##### EXTRACTED ENTRIES
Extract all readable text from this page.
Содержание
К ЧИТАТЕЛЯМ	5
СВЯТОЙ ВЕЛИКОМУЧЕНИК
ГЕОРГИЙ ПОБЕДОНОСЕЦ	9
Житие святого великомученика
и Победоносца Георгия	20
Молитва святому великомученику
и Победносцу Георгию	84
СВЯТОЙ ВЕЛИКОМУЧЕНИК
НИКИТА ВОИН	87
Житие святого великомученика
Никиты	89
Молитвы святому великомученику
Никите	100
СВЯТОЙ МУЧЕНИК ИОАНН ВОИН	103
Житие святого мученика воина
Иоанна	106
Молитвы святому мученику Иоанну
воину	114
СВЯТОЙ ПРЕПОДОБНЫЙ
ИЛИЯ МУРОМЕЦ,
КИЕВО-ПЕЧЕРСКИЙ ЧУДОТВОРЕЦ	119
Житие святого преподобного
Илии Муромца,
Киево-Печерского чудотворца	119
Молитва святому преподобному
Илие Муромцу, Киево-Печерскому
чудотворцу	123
##########
SHORT EXERCISE
Transcribe every line of the data, exactly as it stands.

RESULT FOR THIS EXERCISE
Extract all readable text from this page.
Содержание
К ЧИТАТЕЛЯМ	5
СВЯТОЙ ВЕЛИКОМУЧЕНИК
ГЕОРГИЙ ПОБЕДОНОСЕЦ	9
Житие святого великомученика
и Победоносца Георгия	20
Молитва святому великомученику
и Победносцу Георгию	84
СВЯТОЙ ВЕЛИКОМУЧЕНИК
НИКИТА ВОИН	87
Житие святого великомученика
Никиты	89
Молитвы святому великомученику
Никите	100
СВЯТОЙ МУЧЕНИК ИОАНН ВОИН	103
Житие святого мученика воина
Иоанна	106
Молитвы святому мученику Иоанну
воину	114
СВЯТОЙ ПРЕПОДОБНЫЙ
ИЛИЯ МУРОМЕЦ,
КИЕВО-ПЕЧЕРСКИЙ ЧУДОТВОРЕЦ	119
Житие святого преподобного
Илии Муромца,
Киево-Печерского чудотворца	119
Молитва святому преподобному
Илие Муромцу, Киево-Печерскому
чудотворцу	123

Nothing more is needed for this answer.